▸ **Stored entries**:
□ □ □ □ □ □ □

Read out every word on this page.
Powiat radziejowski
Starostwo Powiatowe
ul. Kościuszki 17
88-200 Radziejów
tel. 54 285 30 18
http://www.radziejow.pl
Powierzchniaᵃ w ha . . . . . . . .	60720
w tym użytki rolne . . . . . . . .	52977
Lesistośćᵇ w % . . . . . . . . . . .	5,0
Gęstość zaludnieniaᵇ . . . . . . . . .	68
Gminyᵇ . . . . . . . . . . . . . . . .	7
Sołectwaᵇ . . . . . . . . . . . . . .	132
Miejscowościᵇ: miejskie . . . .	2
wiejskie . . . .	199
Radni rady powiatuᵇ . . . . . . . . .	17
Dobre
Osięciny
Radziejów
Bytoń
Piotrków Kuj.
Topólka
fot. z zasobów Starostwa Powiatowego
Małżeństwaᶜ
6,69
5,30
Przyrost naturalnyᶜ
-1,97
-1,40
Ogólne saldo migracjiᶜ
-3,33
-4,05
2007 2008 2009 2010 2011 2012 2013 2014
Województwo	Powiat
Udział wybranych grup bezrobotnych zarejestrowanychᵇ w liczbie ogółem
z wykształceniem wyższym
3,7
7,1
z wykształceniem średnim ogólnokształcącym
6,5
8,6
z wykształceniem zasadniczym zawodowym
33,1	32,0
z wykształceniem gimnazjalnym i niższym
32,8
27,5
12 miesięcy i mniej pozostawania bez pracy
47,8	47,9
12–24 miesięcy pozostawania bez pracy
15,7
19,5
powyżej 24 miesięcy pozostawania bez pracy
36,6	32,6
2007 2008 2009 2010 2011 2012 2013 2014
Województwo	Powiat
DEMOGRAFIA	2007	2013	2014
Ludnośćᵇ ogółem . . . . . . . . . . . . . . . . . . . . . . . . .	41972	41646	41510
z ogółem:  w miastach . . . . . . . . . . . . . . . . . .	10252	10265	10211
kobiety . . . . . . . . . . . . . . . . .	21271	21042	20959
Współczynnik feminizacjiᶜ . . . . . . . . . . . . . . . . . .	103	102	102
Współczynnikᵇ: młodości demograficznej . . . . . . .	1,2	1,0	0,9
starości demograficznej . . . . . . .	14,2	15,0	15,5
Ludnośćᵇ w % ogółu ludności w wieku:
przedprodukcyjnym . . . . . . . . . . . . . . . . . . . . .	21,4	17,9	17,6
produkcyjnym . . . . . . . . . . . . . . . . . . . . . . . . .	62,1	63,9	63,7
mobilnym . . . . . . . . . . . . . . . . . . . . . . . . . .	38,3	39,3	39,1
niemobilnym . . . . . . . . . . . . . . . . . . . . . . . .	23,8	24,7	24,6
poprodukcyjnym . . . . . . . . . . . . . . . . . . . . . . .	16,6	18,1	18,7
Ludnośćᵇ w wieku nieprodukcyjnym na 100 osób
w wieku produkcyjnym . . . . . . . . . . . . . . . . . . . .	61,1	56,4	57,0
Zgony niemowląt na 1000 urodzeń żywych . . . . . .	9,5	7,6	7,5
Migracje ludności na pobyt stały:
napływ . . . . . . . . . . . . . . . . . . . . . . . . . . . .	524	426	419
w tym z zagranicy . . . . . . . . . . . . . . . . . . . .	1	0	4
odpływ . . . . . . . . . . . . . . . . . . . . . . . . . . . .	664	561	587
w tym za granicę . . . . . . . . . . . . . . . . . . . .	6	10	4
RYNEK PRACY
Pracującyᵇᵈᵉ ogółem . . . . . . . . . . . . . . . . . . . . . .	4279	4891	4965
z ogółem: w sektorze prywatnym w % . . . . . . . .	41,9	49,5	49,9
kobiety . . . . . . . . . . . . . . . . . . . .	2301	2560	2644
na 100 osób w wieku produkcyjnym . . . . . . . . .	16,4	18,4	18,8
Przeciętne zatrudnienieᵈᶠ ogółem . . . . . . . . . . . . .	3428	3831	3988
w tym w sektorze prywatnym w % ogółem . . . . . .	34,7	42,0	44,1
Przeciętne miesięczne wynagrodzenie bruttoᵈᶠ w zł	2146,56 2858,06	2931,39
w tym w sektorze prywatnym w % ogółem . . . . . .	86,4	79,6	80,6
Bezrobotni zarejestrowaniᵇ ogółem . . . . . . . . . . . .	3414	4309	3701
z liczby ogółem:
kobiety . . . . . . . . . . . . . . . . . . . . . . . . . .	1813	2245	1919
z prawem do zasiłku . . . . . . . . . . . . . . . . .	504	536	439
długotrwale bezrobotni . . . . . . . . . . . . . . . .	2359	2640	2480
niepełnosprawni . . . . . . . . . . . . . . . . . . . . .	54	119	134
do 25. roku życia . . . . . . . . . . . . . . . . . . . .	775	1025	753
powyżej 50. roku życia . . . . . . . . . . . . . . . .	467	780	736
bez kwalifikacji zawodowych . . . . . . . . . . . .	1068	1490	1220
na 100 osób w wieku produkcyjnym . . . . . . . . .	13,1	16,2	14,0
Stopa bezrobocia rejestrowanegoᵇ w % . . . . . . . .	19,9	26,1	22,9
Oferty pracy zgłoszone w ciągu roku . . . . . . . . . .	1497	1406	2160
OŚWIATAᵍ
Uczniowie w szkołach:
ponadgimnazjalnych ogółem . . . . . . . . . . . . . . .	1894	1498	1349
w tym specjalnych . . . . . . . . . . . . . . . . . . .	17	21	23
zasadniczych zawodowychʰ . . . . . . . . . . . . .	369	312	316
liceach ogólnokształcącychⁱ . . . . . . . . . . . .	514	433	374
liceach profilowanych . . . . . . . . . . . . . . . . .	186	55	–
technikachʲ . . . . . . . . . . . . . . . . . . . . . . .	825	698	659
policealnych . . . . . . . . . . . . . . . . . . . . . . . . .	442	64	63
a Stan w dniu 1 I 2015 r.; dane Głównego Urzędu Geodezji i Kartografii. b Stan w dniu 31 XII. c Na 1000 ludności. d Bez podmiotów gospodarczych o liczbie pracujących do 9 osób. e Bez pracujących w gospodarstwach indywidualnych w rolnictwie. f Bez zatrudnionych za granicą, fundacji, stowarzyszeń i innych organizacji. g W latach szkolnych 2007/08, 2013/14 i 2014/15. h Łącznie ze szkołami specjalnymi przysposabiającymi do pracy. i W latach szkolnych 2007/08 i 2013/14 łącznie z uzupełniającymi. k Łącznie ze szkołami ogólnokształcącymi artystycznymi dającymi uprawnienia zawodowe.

□ □ □ □ □ □ □

▸ **Instructions to follow**: Go through the listing above and list every line that has the word "liceach".

▸ **Output below**:
liceach ogólnokształcącychⁱ . . . . . . . . . . . .	514	433	374
liceach profilowanych . . . . . . . . . . . . . . . . .	186	55	–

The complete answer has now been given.